##### AVAILABLE DATA #####

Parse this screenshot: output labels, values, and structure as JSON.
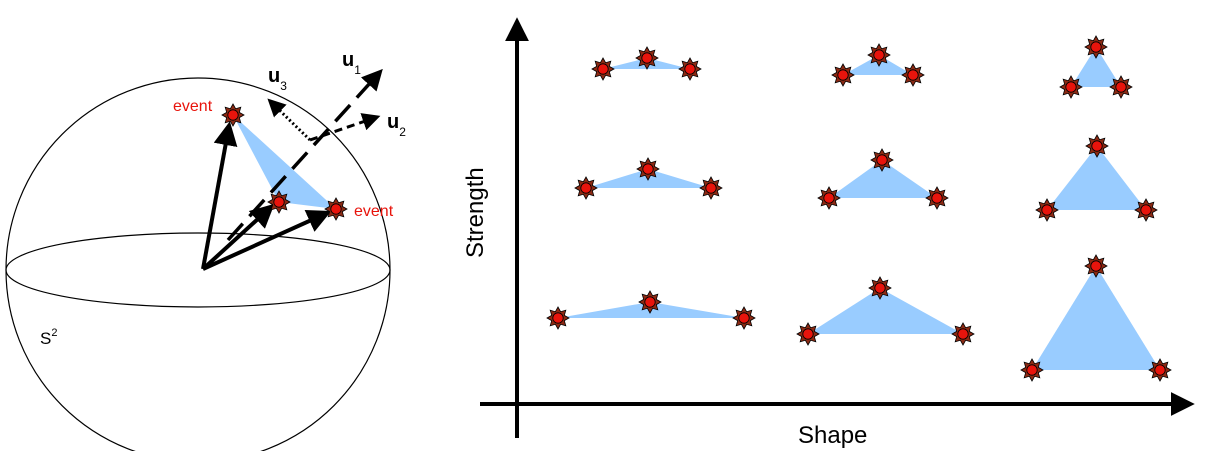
{
  "colors": {
    "event": "#e8140c",
    "event_star_fill": "#8c2a14",
    "event_core": "#e8140c",
    "triangle_fill": "#99ccff",
    "line": "#000000",
    "event_label": "#e8140c"
  },
  "sphere": {
    "label_base": "S",
    "label_sup": "2",
    "events": [
      {
        "label": "event"
      },
      {
        "label": "event"
      }
    ],
    "vectors": [
      {
        "name": "u",
        "sub": "1",
        "style": "dash-dot-arrow"
      },
      {
        "name": "u",
        "sub": "2",
        "style": "dashed-arrow"
      },
      {
        "name": "u",
        "sub": "3",
        "style": "dotted-arrow"
      }
    ]
  },
  "grid_plot": {
    "x_axis_label": "Shape",
    "y_axis_label": "Strength",
    "rows": 3,
    "cols": 3,
    "marker_icon": "star-burst-icon"
  }
}
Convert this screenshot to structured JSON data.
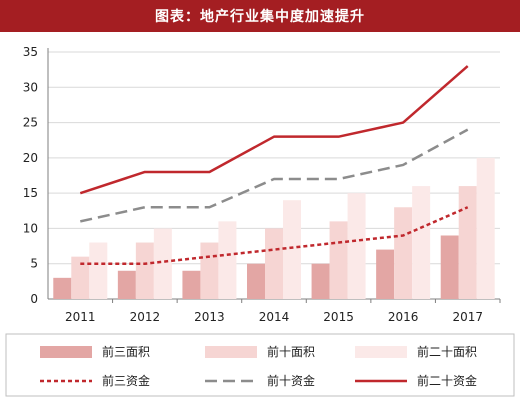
{
  "header": {
    "title": "图表：地产行业集中度加速提升"
  },
  "chart_data": {
    "type": "bar",
    "categories": [
      "2011",
      "2012",
      "2013",
      "2014",
      "2015",
      "2016",
      "2017"
    ],
    "ylim": [
      0,
      35
    ],
    "yticks": [
      "0",
      "5",
      "10",
      "15",
      "20",
      "25",
      "30",
      "35"
    ],
    "grid": true,
    "legend_position": "bottom",
    "series": [
      {
        "name": "前三面积",
        "kind": "bar",
        "color": "#e3a6a4",
        "values": [
          3,
          4,
          4,
          5,
          5,
          7,
          9
        ]
      },
      {
        "name": "前十面积",
        "kind": "bar",
        "color": "#f6d5d3",
        "values": [
          6,
          8,
          8,
          10,
          11,
          13,
          16
        ]
      },
      {
        "name": "前二十面积",
        "kind": "bar",
        "color": "#fbe9e8",
        "values": [
          8,
          10,
          11,
          14,
          15,
          16,
          20
        ]
      },
      {
        "name": "前三资金",
        "kind": "line",
        "style": "dotted",
        "color": "#c0282d",
        "values": [
          5,
          5,
          6,
          7,
          8,
          9,
          13
        ]
      },
      {
        "name": "前十资金",
        "kind": "line",
        "style": "dashed",
        "color": "#8c8c8c",
        "values": [
          11,
          13,
          13,
          17,
          17,
          19,
          24
        ]
      },
      {
        "name": "前二十资金",
        "kind": "line",
        "style": "solid",
        "color": "#c0282d",
        "values": [
          15,
          18,
          18,
          23,
          23,
          25,
          33
        ]
      }
    ]
  }
}
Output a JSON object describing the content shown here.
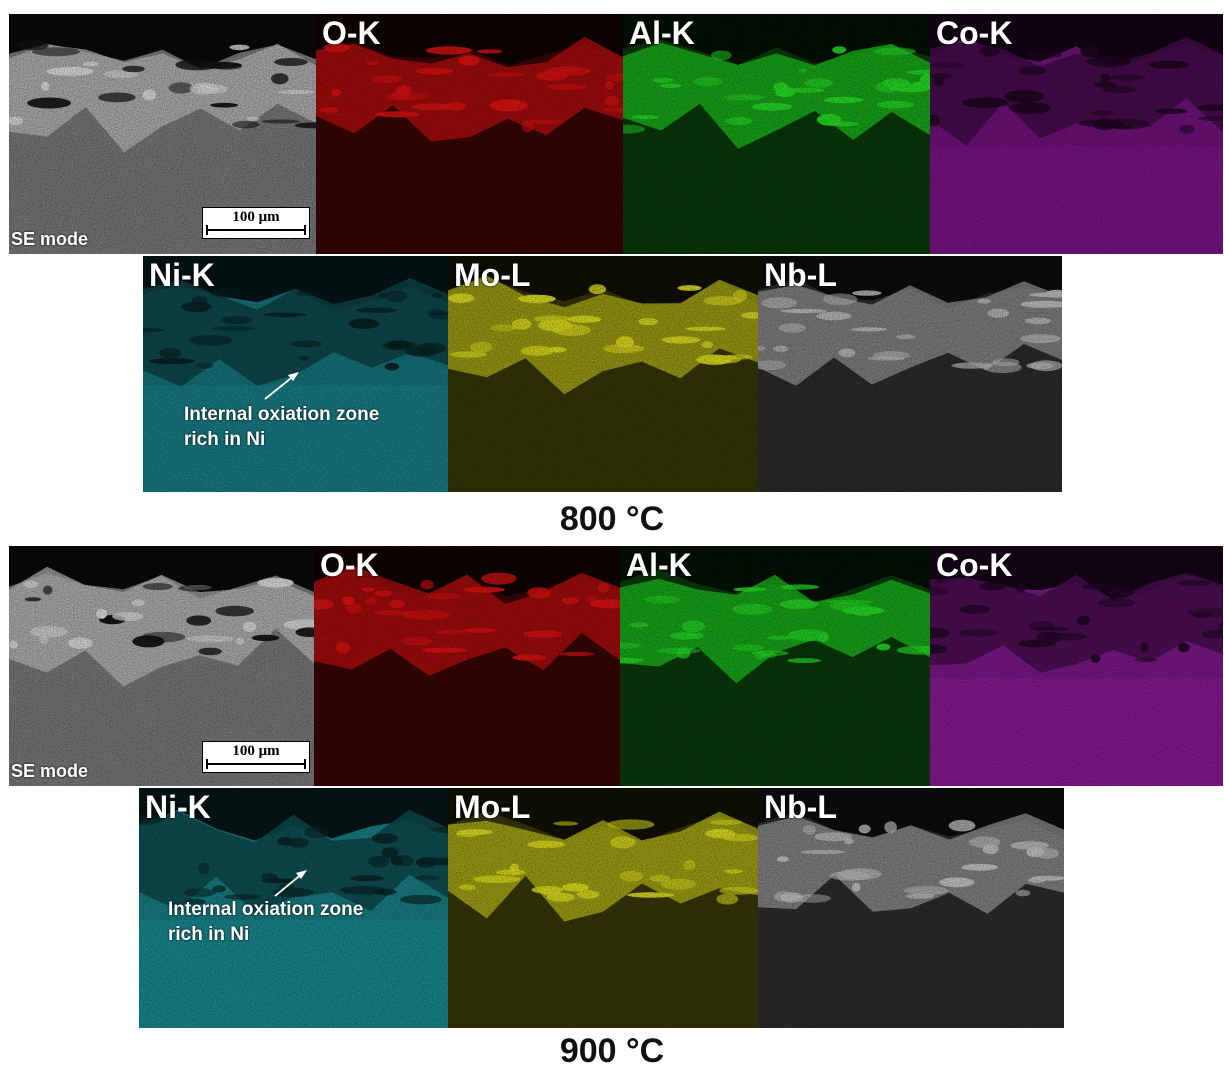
{
  "figure": {
    "blocks": [
      {
        "temperature": "800 °C",
        "row1": [
          {
            "label": "",
            "tone": "grey",
            "color": "#bdbdbd"
          },
          {
            "label": "O-K",
            "tone": "oxide",
            "color": "#e01010"
          },
          {
            "label": "Al-K",
            "tone": "oxide",
            "color": "#22e622"
          },
          {
            "label": "Co-K",
            "tone": "bulk",
            "color": "#b21cc4"
          }
        ],
        "row2": [
          {
            "label": "Ni-K",
            "tone": "bulk",
            "color": "#22b8c4"
          },
          {
            "label": "Mo-L",
            "tone": "oxide",
            "color": "#d6d61c"
          },
          {
            "label": "Nb-L",
            "tone": "oxide",
            "color": "#b0b0b0"
          }
        ],
        "mode_label": "SE mode",
        "scale_bar": "100 μm",
        "annotation": [
          "Internal oxiation zone",
          "rich in Ni"
        ]
      },
      {
        "temperature": "900 °C",
        "row1": [
          {
            "label": "",
            "tone": "grey",
            "color": "#bdbdbd"
          },
          {
            "label": "O-K",
            "tone": "oxide",
            "color": "#e01010"
          },
          {
            "label": "Al-K",
            "tone": "oxide",
            "color": "#22e622"
          },
          {
            "label": "Co-K",
            "tone": "bulk",
            "color": "#c424d8"
          }
        ],
        "row2": [
          {
            "label": "Ni-K",
            "tone": "bulk",
            "color": "#26c8d2"
          },
          {
            "label": "Mo-L",
            "tone": "oxide",
            "color": "#dede1c"
          },
          {
            "label": "Nb-L",
            "tone": "oxide",
            "color": "#b4b4b4"
          }
        ],
        "mode_label": "SE mode",
        "scale_bar": "100 μm",
        "annotation": [
          "Internal oxiation zone",
          "rich in Ni"
        ]
      }
    ]
  }
}
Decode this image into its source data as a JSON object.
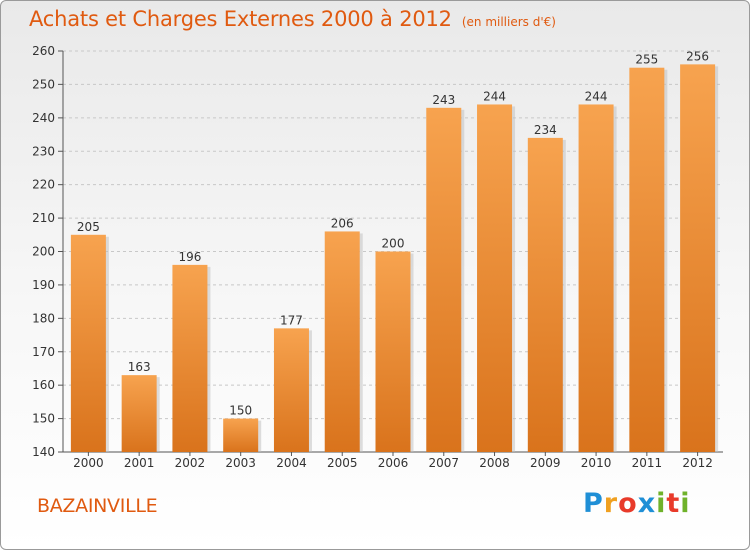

#####

**STATED GOAL**
Pull every line holding "this" out of the records.

**RESPONSE BELOW**
Parse this screenshot: output labels, values, and structure as JSON.
Convert this screenshot to structured JSON data.
Decode this image into its source data as a JSON object.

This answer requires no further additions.